In the copy, keep every record exact and leave out all images.
##### MATERIAL PROVIDED
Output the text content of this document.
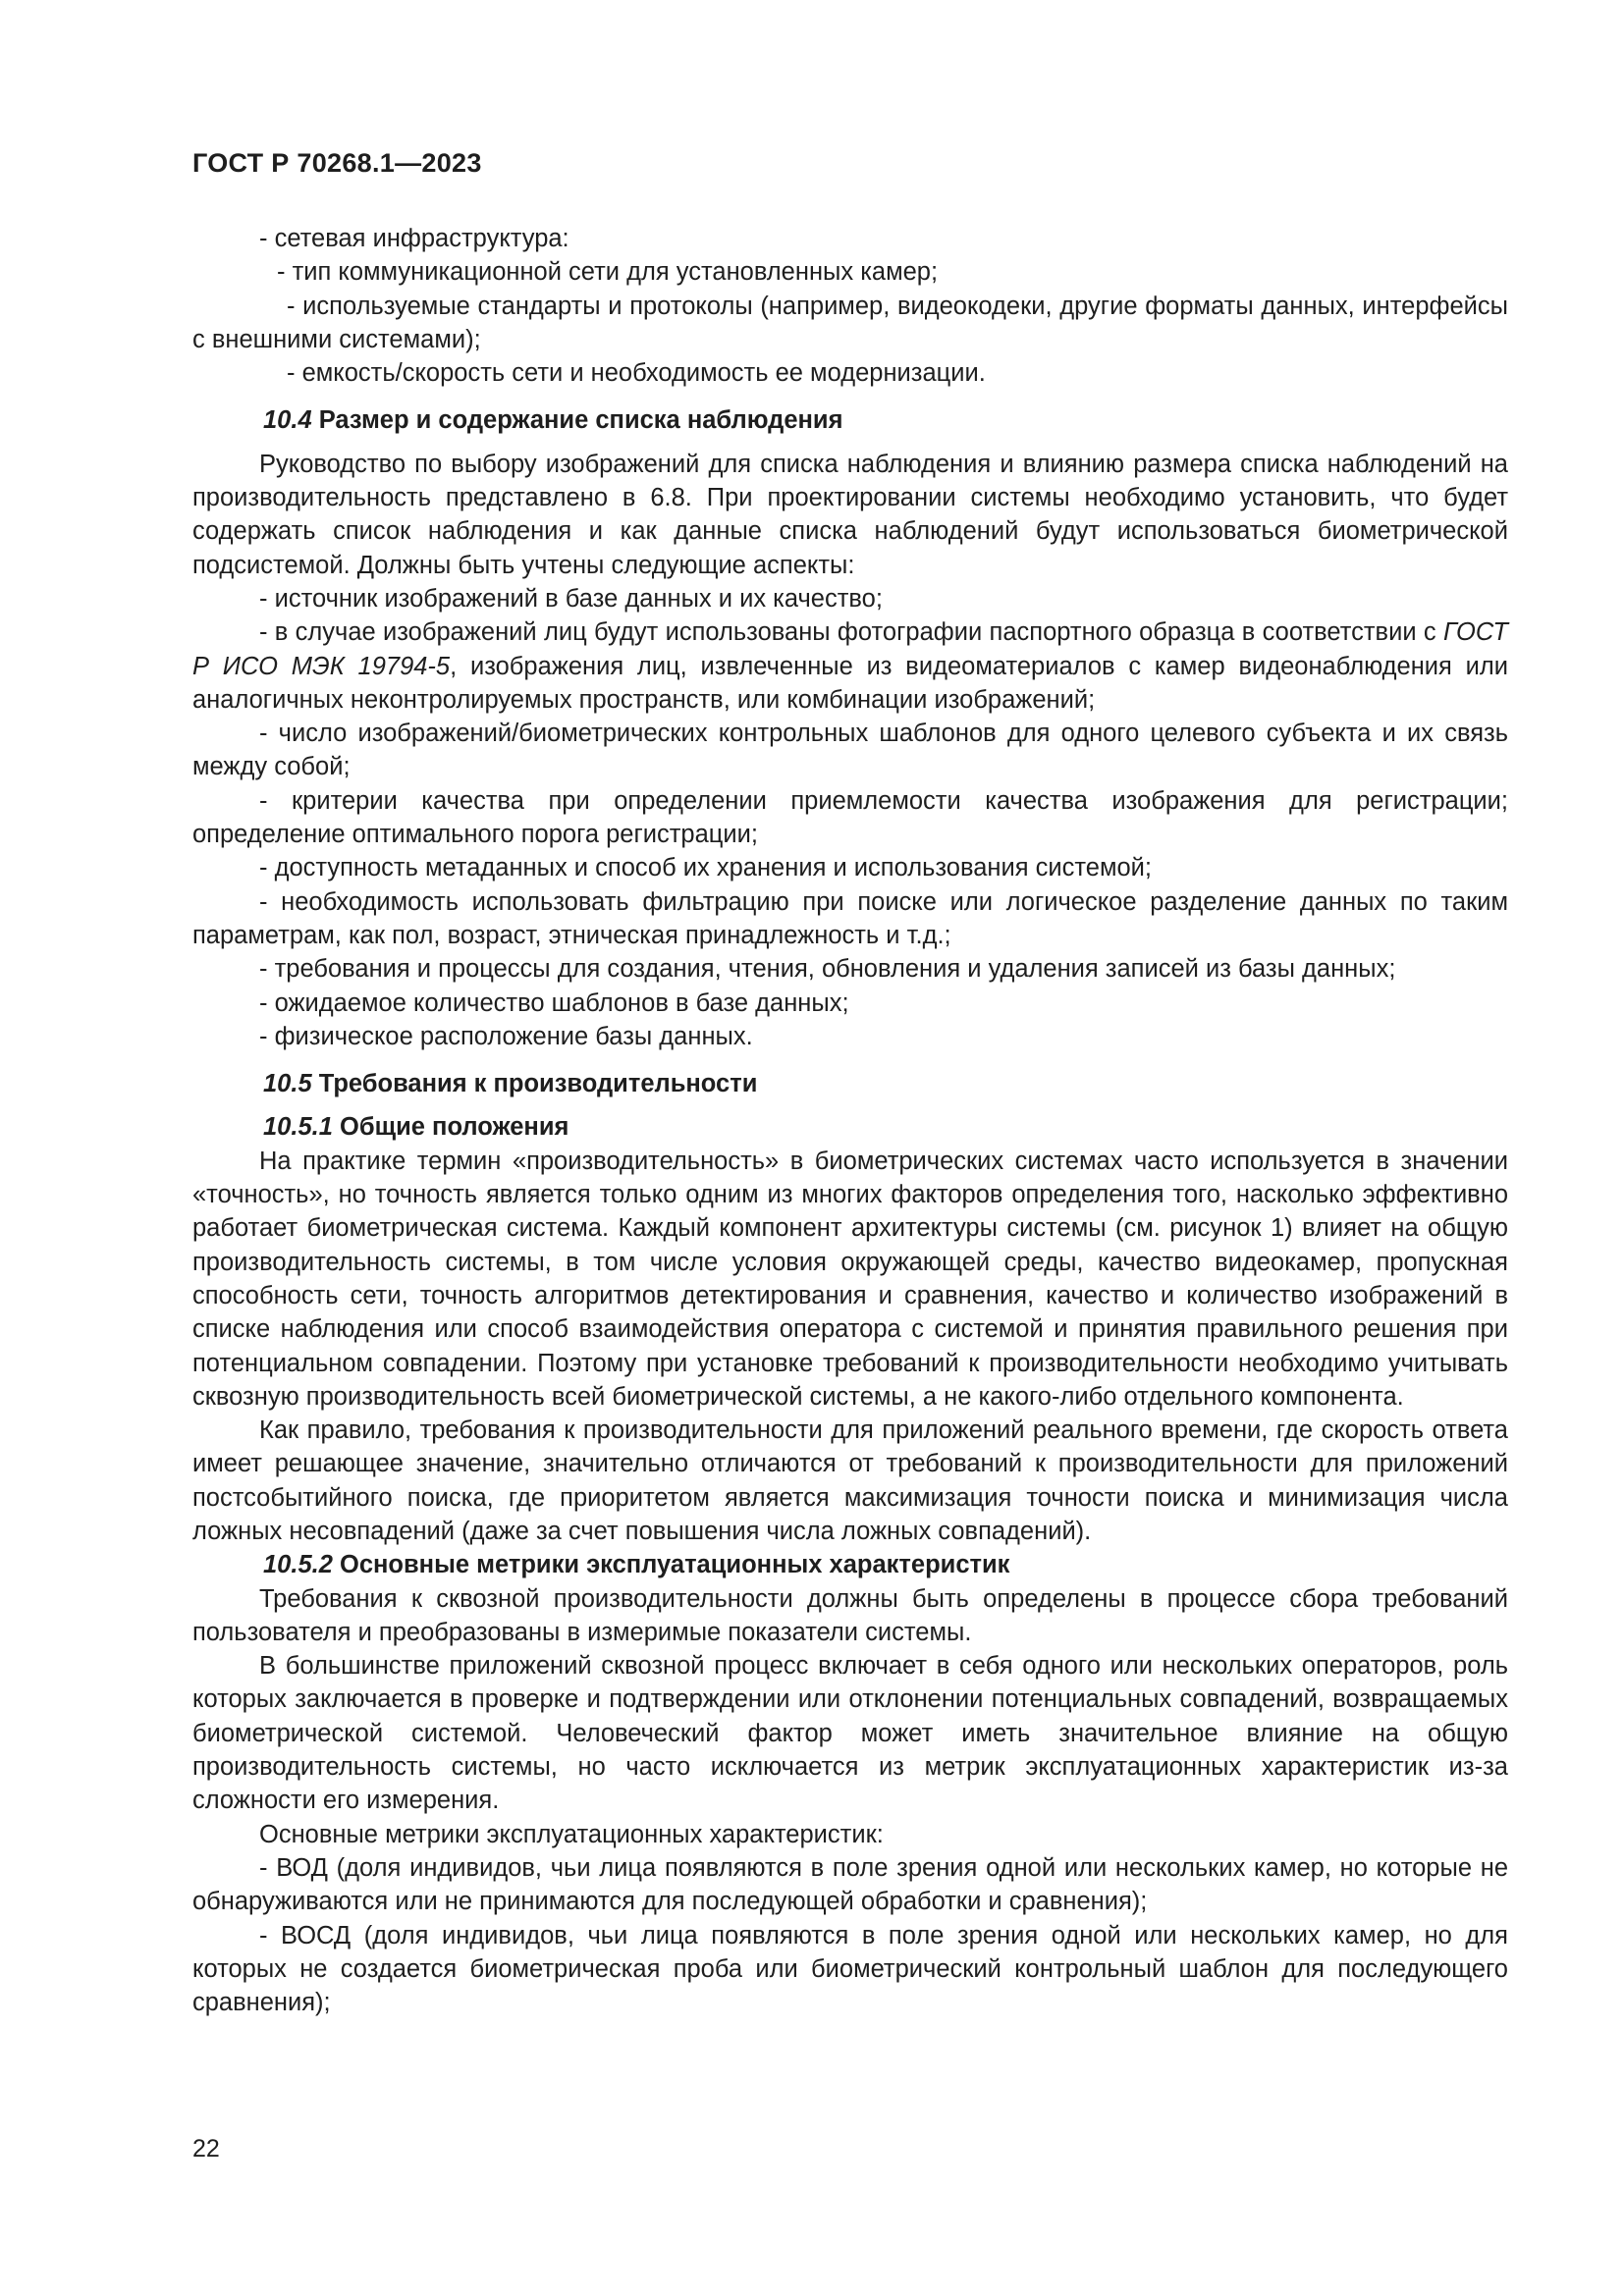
ГОСТ Р 70268.1—2023

- сетевая инфраструктура:

- тип коммуникационной сети для установленных камер;

- используемые стандарты и протоколы (например, видеокодеки, другие форматы данных, интерфейсы с внешними системами);

- емкость/скорость сети и необходимость ее модернизации.

10.4 Размер и содержание списка наблюдения

Руководство по выбору изображений для списка наблюдения и влиянию размера списка наблюдений на производительность представлено в 6.8. При проектировании системы необходимо установить, что будет содержать список наблюдения и как данные списка наблюдений будут использоваться биометрической подсистемой. Должны быть учтены следующие аспекты:

- источник изображений в базе данных и их качество;

- в случае изображений лиц будут использованы фотографии паспортного образца в соответствии с ГОСТ Р ИСО МЭК 19794-5, изображения лиц, извлеченные из видеоматериалов с камер видеонаблюдения или аналогичных неконтролируемых пространств, или комбинации изображений;

- число изображений/биометрических контрольных шаблонов для одного целевого субъекта и их связь между собой;

- критерии качества при определении приемлемости качества изображения для регистрации; определение оптимального порога регистрации;

- доступность метаданных и способ их хранения и использования системой;

- необходимость использовать фильтрацию при поиске или логическое разделение данных по таким параметрам, как пол, возраст, этническая принадлежность и т.д.;

- требования и процессы для создания, чтения, обновления и удаления записей из базы данных;

- ожидаемое количество шаблонов в базе данных;

- физическое расположение базы данных.

10.5 Требования к производительности

10.5.1 Общие положения

На практике термин «производительность» в биометрических системах часто используется в значении «точность», но точность является только одним из многих факторов определения того, насколько эффективно работает биометрическая система. Каждый компонент архитектуры системы (см. рисунок 1) влияет на общую производительность системы, в том числе условия окружающей среды, качество видеокамер, пропускная способность сети, точность алгоритмов детектирования и сравнения, качество и количество изображений в списке наблюдения или способ взаимодействия оператора с системой и принятия правильного решения при потенциальном совпадении. Поэтому при установке требований к производительности необходимо учитывать сквозную производительность всей биометрической системы, а не какого-либо отдельного компонента.

Как правило, требования к производительности для приложений реального времени, где скорость ответа имеет решающее значение, значительно отличаются от требований к производительности для приложений постсобытийного поиска, где приоритетом является максимизация точности поиска и минимизация числа ложных несовпадений (даже за счет повышения числа ложных совпадений).

10.5.2 Основные метрики эксплуатационных характеристик

Требования к сквозной производительности должны быть определены в процессе сбора требований пользователя и преобразованы в измеримые показатели системы.

В большинстве приложений сквозной процесс включает в себя одного или нескольких операторов, роль которых заключается в проверке и подтверждении или отклонении потенциальных совпадений, возвращаемых биометрической системой. Человеческий фактор может иметь значительное влияние на общую производительность системы, но часто исключается из метрик эксплуатационных характеристик из-за сложности его измерения.

Основные метрики эксплуатационных характеристик:

- ВОД (доля индивидов, чьи лица появляются в поле зрения одной или нескольких камер, но которые не обнаруживаются или не принимаются для последующей обработки и сравнения);

- ВОСД (доля индивидов, чьи лица появляются в поле зрения одной или нескольких камер, но для которых не создается биометрическая проба или биометрический контрольный шаблон для последующего сравнения);

22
##########
THE RESULT ->
Output the text content of this document.
ГОСТ Р 70268.1—2023

- сетевая инфраструктура:

- тип коммуникационной сети для установленных камер;

- используемые стандарты и протоколы (например, видеокодеки, другие форматы данных, интерфейсы с внешними системами);

- емкость/скорость сети и необходимость ее модернизации.

10.4 Размер и содержание списка наблюдения

Руководство по выбору изображений для списка наблюдения и влиянию размера списка наблюдений на производительность представлено в 6.8. При проектировании системы необходимо установить, что будет содержать список наблюдения и как данные списка наблюдений будут использоваться биометрической подсистемой. Должны быть учтены следующие аспекты:

- источник изображений в базе данных и их качество;

- в случае изображений лиц будут использованы фотографии паспортного образца в соответствии с ГОСТ Р ИСО МЭК 19794-5, изображения лиц, извлеченные из видеоматериалов с камер видеонаблюдения или аналогичных неконтролируемых пространств, или комбинации изображений;

- число изображений/биометрических контрольных шаблонов для одного целевого субъекта и их связь между собой;

- критерии качества при определении приемлемости качества изображения для регистрации; определение оптимального порога регистрации;

- доступность метаданных и способ их хранения и использования системой;

- необходимость использовать фильтрацию при поиске или логическое разделение данных по таким параметрам, как пол, возраст, этническая принадлежность и т.д.;

- требования и процессы для создания, чтения, обновления и удаления записей из базы данных;

- ожидаемое количество шаблонов в базе данных;

- физическое расположение базы данных.

10.5 Требования к производительности

10.5.1 Общие положения

На практике термин «производительность» в биометрических системах часто используется в значении «точность», но точность является только одним из многих факторов определения того, насколько эффективно работает биометрическая система. Каждый компонент архитектуры системы (см. рисунок 1) влияет на общую производительность системы, в том числе условия окружающей среды, качество видеокамер, пропускная способность сети, точность алгоритмов детектирования и сравнения, качество и количество изображений в списке наблюдения или способ взаимодействия оператора с системой и принятия правильного решения при потенциальном совпадении. Поэтому при установке требований к производительности необходимо учитывать сквозную производительность всей биометрической системы, а не какого-либо отдельного компонента.

Как правило, требования к производительности для приложений реального времени, где скорость ответа имеет решающее значение, значительно отличаются от требований к производительности для приложений постсобытийного поиска, где приоритетом является максимизация точности поиска и минимизация числа ложных несовпадений (даже за счет повышения числа ложных совпадений).

10.5.2 Основные метрики эксплуатационных характеристик

Требования к сквозной производительности должны быть определены в процессе сбора требований пользователя и преобразованы в измеримые показатели системы.

В большинстве приложений сквозной процесс включает в себя одного или нескольких операторов, роль которых заключается в проверке и подтверждении или отклонении потенциальных совпадений, возвращаемых биометрической системой. Человеческий фактор может иметь значительное влияние на общую производительность системы, но часто исключается из метрик эксплуатационных характеристик из-за сложности его измерения.

Основные метрики эксплуатационных характеристик:

- ВОД (доля индивидов, чьи лица появляются в поле зрения одной или нескольких камер, но которые не обнаруживаются или не принимаются для последующей обработки и сравнения);

- ВОСД (доля индивидов, чьи лица появляются в поле зрения одной или нескольких камер, но для которых не создается биометрическая проба или биометрический контрольный шаблон для последующего сравнения);

22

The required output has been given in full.